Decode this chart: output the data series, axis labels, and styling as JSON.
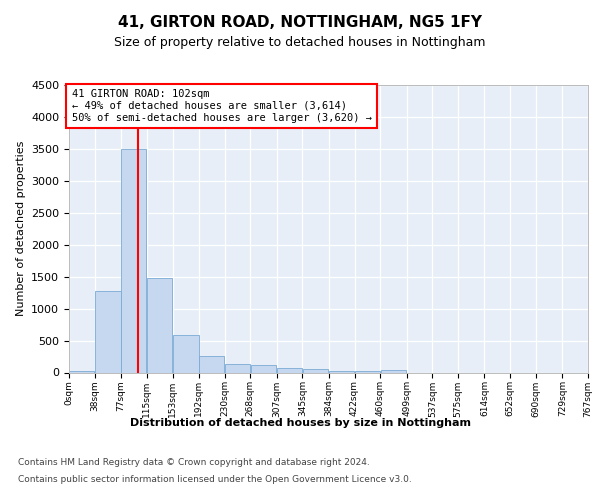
{
  "title1": "41, GIRTON ROAD, NOTTINGHAM, NG5 1FY",
  "title2": "Size of property relative to detached houses in Nottingham",
  "xlabel": "Distribution of detached houses by size in Nottingham",
  "ylabel": "Number of detached properties",
  "bins": [
    0,
    38,
    77,
    115,
    153,
    192,
    230,
    268,
    307,
    345,
    384,
    422,
    460,
    499,
    537,
    575,
    614,
    652,
    690,
    729,
    767
  ],
  "values": [
    30,
    1270,
    3500,
    1480,
    580,
    255,
    140,
    120,
    70,
    50,
    30,
    30,
    40,
    0,
    0,
    0,
    0,
    0,
    0,
    0
  ],
  "bar_color": "#c5d8f0",
  "bar_edge_color": "#7aaad4",
  "red_line_x": 102,
  "annotation_line1": "41 GIRTON ROAD: 102sqm",
  "annotation_line2": "← 49% of detached houses are smaller (3,614)",
  "annotation_line3": "50% of semi-detached houses are larger (3,620) →",
  "ylim": [
    0,
    4500
  ],
  "xlim": [
    0,
    767
  ],
  "yticks": [
    0,
    500,
    1000,
    1500,
    2000,
    2500,
    3000,
    3500,
    4000,
    4500
  ],
  "tick_labels": [
    "0sqm",
    "38sqm",
    "77sqm",
    "115sqm",
    "153sqm",
    "192sqm",
    "230sqm",
    "268sqm",
    "307sqm",
    "345sqm",
    "384sqm",
    "422sqm",
    "460sqm",
    "499sqm",
    "537sqm",
    "575sqm",
    "614sqm",
    "652sqm",
    "690sqm",
    "729sqm",
    "767sqm"
  ],
  "footer1": "Contains HM Land Registry data © Crown copyright and database right 2024.",
  "footer2": "Contains public sector information licensed under the Open Government Licence v3.0.",
  "plot_bg": "#e8eef8",
  "fig_bg": "#ffffff",
  "grid_color": "#ffffff",
  "title1_fontsize": 11,
  "title2_fontsize": 9,
  "ylabel_fontsize": 8,
  "xlabel_fontsize": 8,
  "ytick_fontsize": 8,
  "xtick_fontsize": 6.5,
  "footer_fontsize": 6.5,
  "annot_fontsize": 7.5
}
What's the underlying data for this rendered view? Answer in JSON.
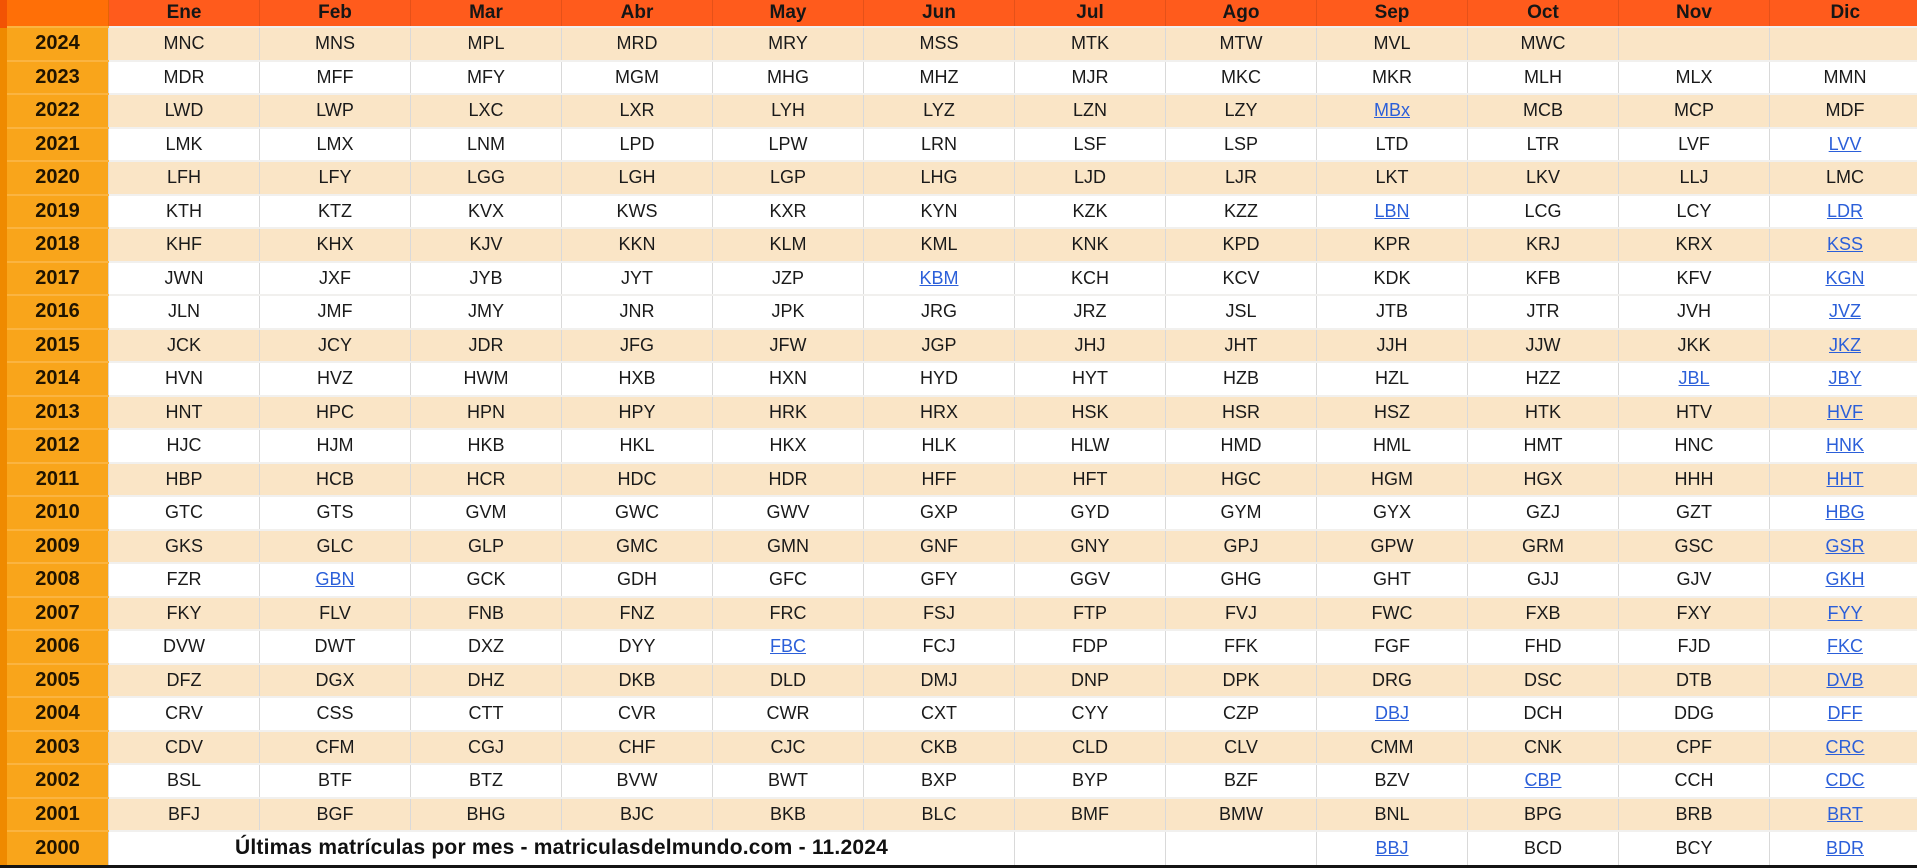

# # # # # # #

Ignore the images and quote every line of the listing exactly.

Decode this chart: output the data series, axis labels, and styling as JSON.
{
  "title1": "41, GIRTON ROAD, NOTTINGHAM, NG5 1FY",
  "title2": "Size of property relative to detached houses in Nottingham",
  "xlabel": "Distribution of detached houses by size in Nottingham",
  "ylabel": "Number of detached properties",
  "bins": [
    0,
    38,
    77,
    115,
    153,
    192,
    230,
    268,
    307,
    345,
    384,
    422,
    460,
    499,
    537,
    575,
    614,
    652,
    690,
    729,
    767
  ],
  "values": [
    30,
    1270,
    3500,
    1480,
    580,
    255,
    140,
    120,
    70,
    50,
    30,
    30,
    40,
    0,
    0,
    0,
    0,
    0,
    0,
    0
  ],
  "bar_color": "#c5d8f0",
  "bar_edge_color": "#7aaad4",
  "red_line_x": 102,
  "annotation_line1": "41 GIRTON ROAD: 102sqm",
  "annotation_line2": "← 49% of detached houses are smaller (3,614)",
  "annotation_line3": "50% of semi-detached houses are larger (3,620) →",
  "ylim": [
    0,
    4500
  ],
  "xlim": [
    0,
    767
  ],
  "yticks": [
    0,
    500,
    1000,
    1500,
    2000,
    2500,
    3000,
    3500,
    4000,
    4500
  ],
  "tick_labels": [
    "0sqm",
    "38sqm",
    "77sqm",
    "115sqm",
    "153sqm",
    "192sqm",
    "230sqm",
    "268sqm",
    "307sqm",
    "345sqm",
    "384sqm",
    "422sqm",
    "460sqm",
    "499sqm",
    "537sqm",
    "575sqm",
    "614sqm",
    "652sqm",
    "690sqm",
    "729sqm",
    "767sqm"
  ],
  "footer1": "Contains HM Land Registry data © Crown copyright and database right 2024.",
  "footer2": "Contains public sector information licensed under the Open Government Licence v3.0.",
  "plot_bg": "#e8eef8",
  "fig_bg": "#ffffff",
  "grid_color": "#ffffff",
  "title1_fontsize": 11,
  "title2_fontsize": 9,
  "ylabel_fontsize": 8,
  "xlabel_fontsize": 8,
  "ytick_fontsize": 8,
  "xtick_fontsize": 6.5,
  "footer_fontsize": 6.5,
  "annot_fontsize": 7.5
}
What's the underlying data for this rendered view? Answer in JSON.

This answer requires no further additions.